» Data tied to figure images:
******************************
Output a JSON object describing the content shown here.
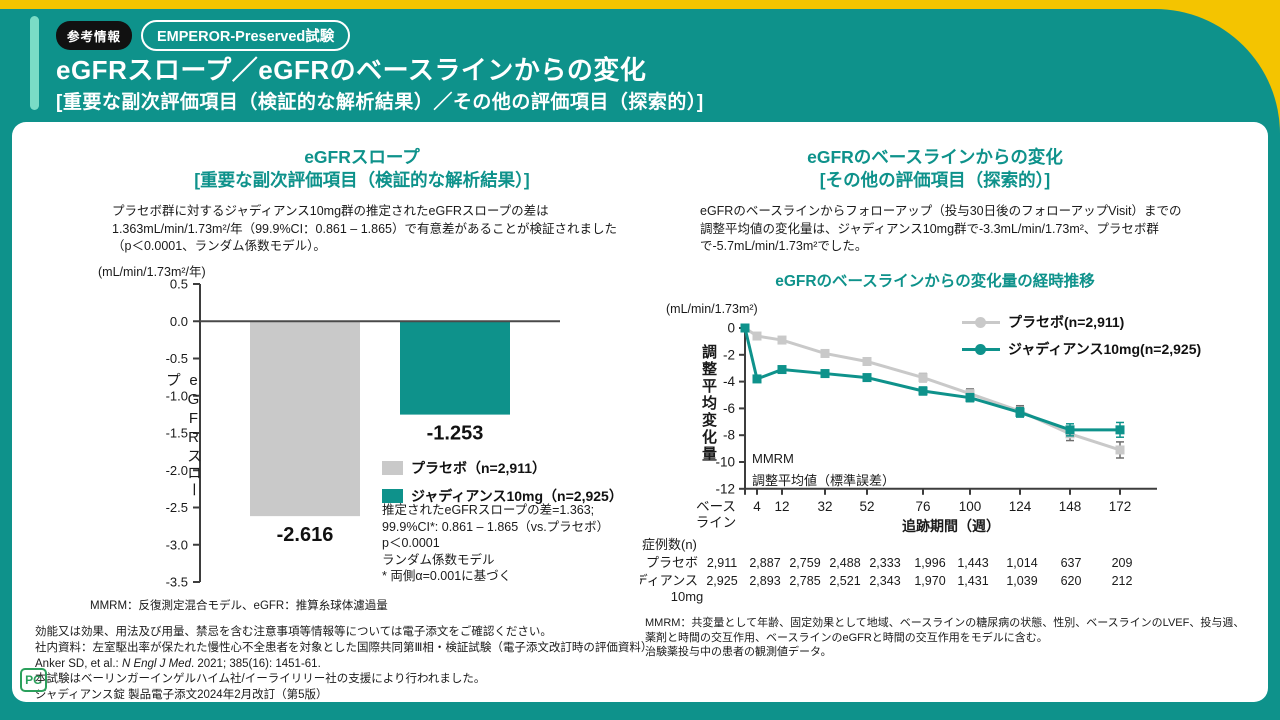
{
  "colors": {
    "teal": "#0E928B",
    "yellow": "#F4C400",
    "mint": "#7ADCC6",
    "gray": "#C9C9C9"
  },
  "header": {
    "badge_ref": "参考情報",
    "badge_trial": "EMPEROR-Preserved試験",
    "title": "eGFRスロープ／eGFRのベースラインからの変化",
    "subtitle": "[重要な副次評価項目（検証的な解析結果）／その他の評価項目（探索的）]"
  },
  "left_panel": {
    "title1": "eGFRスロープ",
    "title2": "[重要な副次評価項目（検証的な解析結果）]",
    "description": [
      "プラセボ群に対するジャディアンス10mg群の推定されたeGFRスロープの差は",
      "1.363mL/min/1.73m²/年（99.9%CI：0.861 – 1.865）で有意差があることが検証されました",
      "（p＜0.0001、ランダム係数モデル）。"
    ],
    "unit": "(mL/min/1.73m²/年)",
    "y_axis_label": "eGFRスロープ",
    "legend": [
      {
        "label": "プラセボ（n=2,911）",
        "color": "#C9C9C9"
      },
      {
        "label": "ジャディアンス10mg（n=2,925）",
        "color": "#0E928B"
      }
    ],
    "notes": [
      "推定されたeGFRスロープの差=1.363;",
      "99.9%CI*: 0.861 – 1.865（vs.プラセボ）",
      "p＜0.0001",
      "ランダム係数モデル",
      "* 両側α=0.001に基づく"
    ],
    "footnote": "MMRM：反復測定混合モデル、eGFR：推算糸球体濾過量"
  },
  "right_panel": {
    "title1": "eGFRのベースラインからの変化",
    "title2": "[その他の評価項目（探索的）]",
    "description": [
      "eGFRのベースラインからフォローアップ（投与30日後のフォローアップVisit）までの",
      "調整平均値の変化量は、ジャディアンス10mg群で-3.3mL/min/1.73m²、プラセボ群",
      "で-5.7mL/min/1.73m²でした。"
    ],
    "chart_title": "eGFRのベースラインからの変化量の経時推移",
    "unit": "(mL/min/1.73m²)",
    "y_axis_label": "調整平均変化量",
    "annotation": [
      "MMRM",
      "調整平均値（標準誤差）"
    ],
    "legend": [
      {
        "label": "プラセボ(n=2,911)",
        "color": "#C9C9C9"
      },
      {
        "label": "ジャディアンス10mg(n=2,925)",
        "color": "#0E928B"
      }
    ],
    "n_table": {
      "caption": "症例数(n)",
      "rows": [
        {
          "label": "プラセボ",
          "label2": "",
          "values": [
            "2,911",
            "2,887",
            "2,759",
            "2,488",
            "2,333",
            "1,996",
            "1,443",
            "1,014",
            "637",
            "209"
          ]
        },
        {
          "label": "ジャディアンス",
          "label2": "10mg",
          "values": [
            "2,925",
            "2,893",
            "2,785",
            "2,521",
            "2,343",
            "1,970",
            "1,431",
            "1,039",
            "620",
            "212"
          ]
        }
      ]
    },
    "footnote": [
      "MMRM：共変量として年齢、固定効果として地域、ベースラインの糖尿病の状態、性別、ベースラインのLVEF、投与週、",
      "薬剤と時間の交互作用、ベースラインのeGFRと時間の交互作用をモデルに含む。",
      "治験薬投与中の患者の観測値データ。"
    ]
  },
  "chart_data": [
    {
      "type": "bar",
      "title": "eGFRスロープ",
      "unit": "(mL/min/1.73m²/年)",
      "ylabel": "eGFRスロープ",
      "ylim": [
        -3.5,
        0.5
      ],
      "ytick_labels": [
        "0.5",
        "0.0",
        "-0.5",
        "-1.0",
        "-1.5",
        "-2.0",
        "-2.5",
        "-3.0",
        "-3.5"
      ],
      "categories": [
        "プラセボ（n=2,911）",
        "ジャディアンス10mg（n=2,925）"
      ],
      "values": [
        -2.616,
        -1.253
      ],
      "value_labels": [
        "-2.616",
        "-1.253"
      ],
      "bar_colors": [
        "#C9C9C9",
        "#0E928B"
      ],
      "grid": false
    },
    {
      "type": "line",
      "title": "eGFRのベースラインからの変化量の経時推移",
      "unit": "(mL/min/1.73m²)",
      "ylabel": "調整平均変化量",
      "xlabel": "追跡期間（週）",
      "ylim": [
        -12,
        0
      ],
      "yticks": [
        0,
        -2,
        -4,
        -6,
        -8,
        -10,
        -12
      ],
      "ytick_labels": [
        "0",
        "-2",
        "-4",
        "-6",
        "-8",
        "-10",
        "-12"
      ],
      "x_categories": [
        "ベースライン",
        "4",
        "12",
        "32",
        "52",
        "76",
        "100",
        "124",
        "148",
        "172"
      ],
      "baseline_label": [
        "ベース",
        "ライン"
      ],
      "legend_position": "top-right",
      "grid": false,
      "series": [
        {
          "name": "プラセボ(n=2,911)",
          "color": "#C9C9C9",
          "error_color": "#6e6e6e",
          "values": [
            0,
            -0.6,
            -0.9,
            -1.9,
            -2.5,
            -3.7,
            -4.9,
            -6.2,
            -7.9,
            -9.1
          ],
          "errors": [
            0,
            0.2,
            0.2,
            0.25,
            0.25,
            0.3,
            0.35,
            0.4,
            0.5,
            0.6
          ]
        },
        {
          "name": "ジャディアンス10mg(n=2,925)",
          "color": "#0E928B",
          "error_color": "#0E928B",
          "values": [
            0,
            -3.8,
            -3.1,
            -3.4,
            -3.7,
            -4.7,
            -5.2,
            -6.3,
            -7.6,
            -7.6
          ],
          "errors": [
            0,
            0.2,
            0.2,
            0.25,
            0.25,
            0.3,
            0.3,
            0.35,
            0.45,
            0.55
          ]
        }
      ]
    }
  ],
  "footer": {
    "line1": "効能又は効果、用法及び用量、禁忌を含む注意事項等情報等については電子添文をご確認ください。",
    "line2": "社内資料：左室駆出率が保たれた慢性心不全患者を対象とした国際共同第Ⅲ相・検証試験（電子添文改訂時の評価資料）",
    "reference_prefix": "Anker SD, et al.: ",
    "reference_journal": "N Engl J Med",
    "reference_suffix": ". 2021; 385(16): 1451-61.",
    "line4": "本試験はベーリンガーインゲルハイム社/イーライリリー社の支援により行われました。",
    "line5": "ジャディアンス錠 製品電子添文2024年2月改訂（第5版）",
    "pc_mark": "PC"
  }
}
******************************
» What is asked: Write out every line above exactly as it is, leaving out the pictures.

» Task solution:
Output a JSON object describing the content shown here.
{
  "colors": {
    "teal": "#0E928B",
    "yellow": "#F4C400",
    "mint": "#7ADCC6",
    "gray": "#C9C9C9"
  },
  "header": {
    "badge_ref": "参考情報",
    "badge_trial": "EMPEROR-Preserved試験",
    "title": "eGFRスロープ／eGFRのベースラインからの変化",
    "subtitle": "[重要な副次評価項目（検証的な解析結果）／その他の評価項目（探索的）]"
  },
  "left_panel": {
    "title1": "eGFRスロープ",
    "title2": "[重要な副次評価項目（検証的な解析結果）]",
    "description": [
      "プラセボ群に対するジャディアンス10mg群の推定されたeGFRスロープの差は",
      "1.363mL/min/1.73m²/年（99.9%CI：0.861 – 1.865）で有意差があることが検証されました",
      "（p＜0.0001、ランダム係数モデル）。"
    ],
    "unit": "(mL/min/1.73m²/年)",
    "y_axis_label": "eGFRスロープ",
    "legend": [
      {
        "label": "プラセボ（n=2,911）",
        "color": "#C9C9C9"
      },
      {
        "label": "ジャディアンス10mg（n=2,925）",
        "color": "#0E928B"
      }
    ],
    "notes": [
      "推定されたeGFRスロープの差=1.363;",
      "99.9%CI*: 0.861 – 1.865（vs.プラセボ）",
      "p＜0.0001",
      "ランダム係数モデル",
      "* 両側α=0.001に基づく"
    ],
    "footnote": "MMRM：反復測定混合モデル、eGFR：推算糸球体濾過量"
  },
  "right_panel": {
    "title1": "eGFRのベースラインからの変化",
    "title2": "[その他の評価項目（探索的）]",
    "description": [
      "eGFRのベースラインからフォローアップ（投与30日後のフォローアップVisit）までの",
      "調整平均値の変化量は、ジャディアンス10mg群で-3.3mL/min/1.73m²、プラセボ群",
      "で-5.7mL/min/1.73m²でした。"
    ],
    "chart_title": "eGFRのベースラインからの変化量の経時推移",
    "unit": "(mL/min/1.73m²)",
    "y_axis_label": "調整平均変化量",
    "annotation": [
      "MMRM",
      "調整平均値（標準誤差）"
    ],
    "legend": [
      {
        "label": "プラセボ(n=2,911)",
        "color": "#C9C9C9"
      },
      {
        "label": "ジャディアンス10mg(n=2,925)",
        "color": "#0E928B"
      }
    ],
    "n_table": {
      "caption": "症例数(n)",
      "rows": [
        {
          "label": "プラセボ",
          "label2": "",
          "values": [
            "2,911",
            "2,887",
            "2,759",
            "2,488",
            "2,333",
            "1,996",
            "1,443",
            "1,014",
            "637",
            "209"
          ]
        },
        {
          "label": "ジャディアンス",
          "label2": "10mg",
          "values": [
            "2,925",
            "2,893",
            "2,785",
            "2,521",
            "2,343",
            "1,970",
            "1,431",
            "1,039",
            "620",
            "212"
          ]
        }
      ]
    },
    "footnote": [
      "MMRM：共変量として年齢、固定効果として地域、ベースラインの糖尿病の状態、性別、ベースラインのLVEF、投与週、",
      "薬剤と時間の交互作用、ベースラインのeGFRと時間の交互作用をモデルに含む。",
      "治験薬投与中の患者の観測値データ。"
    ]
  },
  "chart_data": [
    {
      "type": "bar",
      "title": "eGFRスロープ",
      "unit": "(mL/min/1.73m²/年)",
      "ylabel": "eGFRスロープ",
      "ylim": [
        -3.5,
        0.5
      ],
      "ytick_labels": [
        "0.5",
        "0.0",
        "-0.5",
        "-1.0",
        "-1.5",
        "-2.0",
        "-2.5",
        "-3.0",
        "-3.5"
      ],
      "categories": [
        "プラセボ（n=2,911）",
        "ジャディアンス10mg（n=2,925）"
      ],
      "values": [
        -2.616,
        -1.253
      ],
      "value_labels": [
        "-2.616",
        "-1.253"
      ],
      "bar_colors": [
        "#C9C9C9",
        "#0E928B"
      ],
      "grid": false
    },
    {
      "type": "line",
      "title": "eGFRのベースラインからの変化量の経時推移",
      "unit": "(mL/min/1.73m²)",
      "ylabel": "調整平均変化量",
      "xlabel": "追跡期間（週）",
      "ylim": [
        -12,
        0
      ],
      "yticks": [
        0,
        -2,
        -4,
        -6,
        -8,
        -10,
        -12
      ],
      "ytick_labels": [
        "0",
        "-2",
        "-4",
        "-6",
        "-8",
        "-10",
        "-12"
      ],
      "x_categories": [
        "ベースライン",
        "4",
        "12",
        "32",
        "52",
        "76",
        "100",
        "124",
        "148",
        "172"
      ],
      "baseline_label": [
        "ベース",
        "ライン"
      ],
      "legend_position": "top-right",
      "grid": false,
      "series": [
        {
          "name": "プラセボ(n=2,911)",
          "color": "#C9C9C9",
          "error_color": "#6e6e6e",
          "values": [
            0,
            -0.6,
            -0.9,
            -1.9,
            -2.5,
            -3.7,
            -4.9,
            -6.2,
            -7.9,
            -9.1
          ],
          "errors": [
            0,
            0.2,
            0.2,
            0.25,
            0.25,
            0.3,
            0.35,
            0.4,
            0.5,
            0.6
          ]
        },
        {
          "name": "ジャディアンス10mg(n=2,925)",
          "color": "#0E928B",
          "error_color": "#0E928B",
          "values": [
            0,
            -3.8,
            -3.1,
            -3.4,
            -3.7,
            -4.7,
            -5.2,
            -6.3,
            -7.6,
            -7.6
          ],
          "errors": [
            0,
            0.2,
            0.2,
            0.25,
            0.25,
            0.3,
            0.3,
            0.35,
            0.45,
            0.55
          ]
        }
      ]
    }
  ],
  "footer": {
    "line1": "効能又は効果、用法及び用量、禁忌を含む注意事項等情報等については電子添文をご確認ください。",
    "line2": "社内資料：左室駆出率が保たれた慢性心不全患者を対象とした国際共同第Ⅲ相・検証試験（電子添文改訂時の評価資料）",
    "reference_prefix": "Anker SD, et al.: ",
    "reference_journal": "N Engl J Med",
    "reference_suffix": ". 2021; 385(16): 1451-61.",
    "line4": "本試験はベーリンガーインゲルハイム社/イーライリリー社の支援により行われました。",
    "line5": "ジャディアンス錠 製品電子添文2024年2月改訂（第5版）",
    "pc_mark": "PC"
  }
}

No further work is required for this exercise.